━━━━━ Material provided
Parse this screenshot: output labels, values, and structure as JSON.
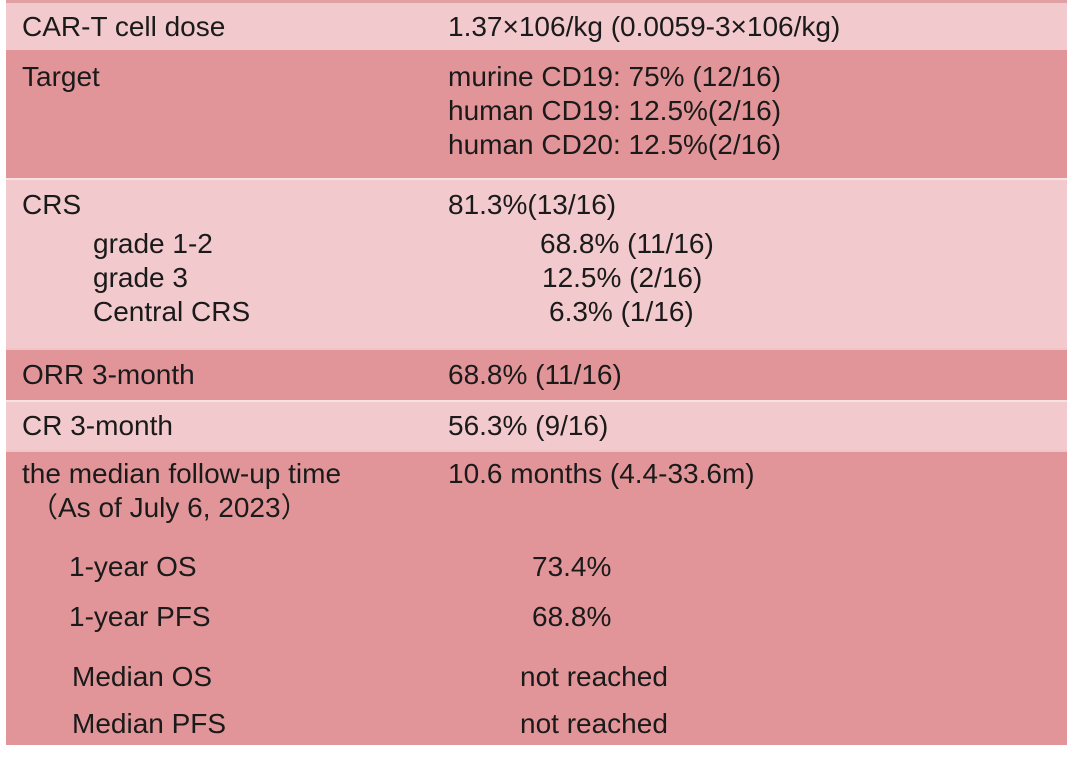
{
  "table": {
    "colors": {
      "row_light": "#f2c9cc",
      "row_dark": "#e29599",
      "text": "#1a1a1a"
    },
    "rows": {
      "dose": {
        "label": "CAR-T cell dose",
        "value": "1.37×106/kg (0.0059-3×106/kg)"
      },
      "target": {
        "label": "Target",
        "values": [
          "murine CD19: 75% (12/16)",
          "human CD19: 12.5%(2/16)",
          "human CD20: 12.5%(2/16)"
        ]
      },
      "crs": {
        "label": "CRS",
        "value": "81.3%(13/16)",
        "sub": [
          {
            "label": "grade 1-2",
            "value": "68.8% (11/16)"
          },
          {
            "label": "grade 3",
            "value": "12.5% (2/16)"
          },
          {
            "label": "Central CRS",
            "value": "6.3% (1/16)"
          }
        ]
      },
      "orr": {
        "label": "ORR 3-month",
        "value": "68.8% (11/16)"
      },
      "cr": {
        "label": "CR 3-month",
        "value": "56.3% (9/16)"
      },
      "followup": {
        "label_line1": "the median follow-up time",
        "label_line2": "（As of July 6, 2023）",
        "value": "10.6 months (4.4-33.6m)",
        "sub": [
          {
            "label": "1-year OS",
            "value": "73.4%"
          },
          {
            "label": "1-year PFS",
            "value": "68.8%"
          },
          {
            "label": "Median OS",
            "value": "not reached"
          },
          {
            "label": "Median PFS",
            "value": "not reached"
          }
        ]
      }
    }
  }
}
━━━━━━━━━━
━━━━━ Material provided
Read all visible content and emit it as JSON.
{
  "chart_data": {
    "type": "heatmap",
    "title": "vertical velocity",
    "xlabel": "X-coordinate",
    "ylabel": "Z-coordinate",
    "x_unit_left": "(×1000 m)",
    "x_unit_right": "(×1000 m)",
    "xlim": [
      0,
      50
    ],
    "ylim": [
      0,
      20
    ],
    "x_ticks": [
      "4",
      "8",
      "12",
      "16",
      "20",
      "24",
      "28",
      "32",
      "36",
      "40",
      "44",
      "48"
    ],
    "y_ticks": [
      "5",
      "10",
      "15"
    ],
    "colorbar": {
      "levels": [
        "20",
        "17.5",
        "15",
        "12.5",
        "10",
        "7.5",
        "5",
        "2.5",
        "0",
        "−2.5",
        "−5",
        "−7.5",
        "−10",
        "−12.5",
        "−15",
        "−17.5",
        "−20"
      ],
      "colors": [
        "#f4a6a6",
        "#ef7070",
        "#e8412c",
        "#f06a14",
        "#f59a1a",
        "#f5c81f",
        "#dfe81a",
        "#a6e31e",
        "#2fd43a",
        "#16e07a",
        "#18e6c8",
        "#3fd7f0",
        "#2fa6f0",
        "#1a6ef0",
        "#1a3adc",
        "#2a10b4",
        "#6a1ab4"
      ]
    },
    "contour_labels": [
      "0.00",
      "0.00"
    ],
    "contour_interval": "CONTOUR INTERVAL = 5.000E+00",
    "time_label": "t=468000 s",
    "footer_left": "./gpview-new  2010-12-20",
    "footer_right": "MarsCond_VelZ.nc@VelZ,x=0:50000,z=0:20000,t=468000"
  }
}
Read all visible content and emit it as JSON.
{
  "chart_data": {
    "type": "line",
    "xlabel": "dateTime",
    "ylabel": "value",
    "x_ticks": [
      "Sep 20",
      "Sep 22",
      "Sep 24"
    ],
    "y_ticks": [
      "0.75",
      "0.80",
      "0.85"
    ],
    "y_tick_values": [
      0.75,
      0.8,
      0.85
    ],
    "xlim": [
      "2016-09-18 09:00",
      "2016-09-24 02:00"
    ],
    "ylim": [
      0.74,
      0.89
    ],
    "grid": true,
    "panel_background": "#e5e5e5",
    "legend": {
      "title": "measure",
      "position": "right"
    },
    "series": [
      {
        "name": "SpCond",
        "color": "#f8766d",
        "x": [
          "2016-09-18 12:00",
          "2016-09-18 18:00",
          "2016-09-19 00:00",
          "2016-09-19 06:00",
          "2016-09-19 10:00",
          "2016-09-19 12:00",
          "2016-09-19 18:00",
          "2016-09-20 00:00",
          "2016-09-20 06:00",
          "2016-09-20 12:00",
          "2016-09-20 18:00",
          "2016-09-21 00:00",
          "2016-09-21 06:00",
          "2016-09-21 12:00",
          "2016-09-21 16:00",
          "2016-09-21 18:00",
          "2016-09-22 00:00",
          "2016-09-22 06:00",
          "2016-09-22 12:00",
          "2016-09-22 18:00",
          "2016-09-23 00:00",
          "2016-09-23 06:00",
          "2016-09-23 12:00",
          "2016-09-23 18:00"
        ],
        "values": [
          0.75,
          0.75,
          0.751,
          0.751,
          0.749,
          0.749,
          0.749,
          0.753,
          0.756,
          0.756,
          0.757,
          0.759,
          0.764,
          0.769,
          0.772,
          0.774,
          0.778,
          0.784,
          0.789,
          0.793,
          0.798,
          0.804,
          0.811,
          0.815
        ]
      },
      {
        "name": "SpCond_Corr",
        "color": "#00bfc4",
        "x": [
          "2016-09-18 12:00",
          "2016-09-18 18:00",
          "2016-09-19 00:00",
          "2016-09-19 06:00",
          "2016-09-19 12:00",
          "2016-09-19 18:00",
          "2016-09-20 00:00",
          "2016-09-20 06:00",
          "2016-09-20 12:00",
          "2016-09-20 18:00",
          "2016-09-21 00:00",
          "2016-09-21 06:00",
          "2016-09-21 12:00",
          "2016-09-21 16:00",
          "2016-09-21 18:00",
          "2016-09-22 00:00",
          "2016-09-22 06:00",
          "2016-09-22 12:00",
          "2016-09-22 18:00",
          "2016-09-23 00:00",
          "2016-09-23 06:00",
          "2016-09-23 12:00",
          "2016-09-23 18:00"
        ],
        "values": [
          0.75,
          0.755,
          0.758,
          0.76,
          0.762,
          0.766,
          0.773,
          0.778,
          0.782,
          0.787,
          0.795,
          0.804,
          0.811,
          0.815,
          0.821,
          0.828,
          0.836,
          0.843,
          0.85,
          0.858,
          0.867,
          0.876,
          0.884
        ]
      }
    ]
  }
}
━━━━━━━━━━
→ **Task**:
Count every line in the listing above that holds "title", then report only the count.

→ **Exercise output**:
2